Task statement: Return the records that follow, matching each one exactly.
═════ Entries
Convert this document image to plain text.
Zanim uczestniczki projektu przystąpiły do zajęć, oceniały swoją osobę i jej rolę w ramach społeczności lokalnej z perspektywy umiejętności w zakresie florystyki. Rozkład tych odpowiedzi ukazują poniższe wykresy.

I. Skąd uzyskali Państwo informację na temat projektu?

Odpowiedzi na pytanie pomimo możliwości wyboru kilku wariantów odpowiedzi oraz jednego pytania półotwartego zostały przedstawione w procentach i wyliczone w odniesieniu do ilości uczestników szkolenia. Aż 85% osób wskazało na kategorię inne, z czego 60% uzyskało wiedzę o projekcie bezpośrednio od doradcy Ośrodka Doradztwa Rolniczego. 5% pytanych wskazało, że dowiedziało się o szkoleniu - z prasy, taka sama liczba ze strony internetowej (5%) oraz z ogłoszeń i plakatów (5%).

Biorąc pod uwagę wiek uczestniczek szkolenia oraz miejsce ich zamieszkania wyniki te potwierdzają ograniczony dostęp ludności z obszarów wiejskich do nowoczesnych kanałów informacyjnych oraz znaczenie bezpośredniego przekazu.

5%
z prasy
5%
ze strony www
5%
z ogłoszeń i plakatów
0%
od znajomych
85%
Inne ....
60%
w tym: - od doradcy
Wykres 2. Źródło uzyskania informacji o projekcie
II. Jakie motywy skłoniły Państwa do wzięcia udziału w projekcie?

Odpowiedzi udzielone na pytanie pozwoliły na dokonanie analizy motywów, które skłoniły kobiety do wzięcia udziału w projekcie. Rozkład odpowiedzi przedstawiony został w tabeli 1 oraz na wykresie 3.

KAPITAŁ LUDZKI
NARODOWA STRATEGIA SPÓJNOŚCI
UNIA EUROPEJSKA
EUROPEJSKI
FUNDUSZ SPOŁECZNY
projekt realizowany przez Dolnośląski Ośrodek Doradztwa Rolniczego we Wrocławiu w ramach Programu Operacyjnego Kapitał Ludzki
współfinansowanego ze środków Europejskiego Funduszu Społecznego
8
══════════
Task output:
Convert this document image to plain text.
Zanim uczestniczki projektu przystąpiły do zajęć, oceniały swoją osobę i jej rolę w ramach społeczności lokalnej z perspektywy umiejętności w zakresie florystyki. Rozkład tych odpowiedzi ukazują poniższe wykresy.

I. Skąd uzyskali Państwo informację na temat projektu?

Odpowiedzi na pytanie pomimo możliwości wyboru kilku wariantów odpowiedzi oraz jednego pytania półotwartego zostały przedstawione w procentach i wyliczone w odniesieniu do ilości uczestników szkolenia. Aż 85% osób wskazało na kategorię inne, z czego 60% uzyskało wiedzę o projekcie bezpośrednio od doradcy Ośrodka Doradztwa Rolniczego. 5% pytanych wskazało, że dowiedziało się o szkoleniu - z prasy, taka sama liczba ze strony internetowej (5%) oraz z ogłoszeń i plakatów (5%).

Biorąc pod uwagę wiek uczestniczek szkolenia oraz miejsce ich zamieszkania wyniki te potwierdzają ograniczony dostęp ludności z obszarów wiejskich do nowoczesnych kanałów informacyjnych oraz znaczenie bezpośredniego przekazu.

5%
z prasy
5%
ze strony www
5%
z ogłoszeń i plakatów
0%
od znajomych
85%
Inne ....
60%
w tym: - od doradcy
Wykres 2. Źródło uzyskania informacji o projekcie
II. Jakie motywy skłoniły Państwa do wzięcia udziału w projekcie?

Odpowiedzi udzielone na pytanie pozwoliły na dokonanie analizy motywów, które skłoniły kobiety do wzięcia udziału w projekcie. Rozkład odpowiedzi przedstawiony został w tabeli 1 oraz na wykresie 3.

KAPITAŁ LUDZKI
NARODOWA STRATEGIA SPÓJNOŚCI
UNIA EUROPEJSKA
EUROPEJSKI
FUNDUSZ SPOŁECZNY
projekt realizowany przez Dolnośląski Ośrodek Doradztwa Rolniczego we Wrocławiu w ramach Programu Operacyjnego Kapitał Ludzki
współfinansowanego ze środków Europejskiego Funduszu Społecznego
8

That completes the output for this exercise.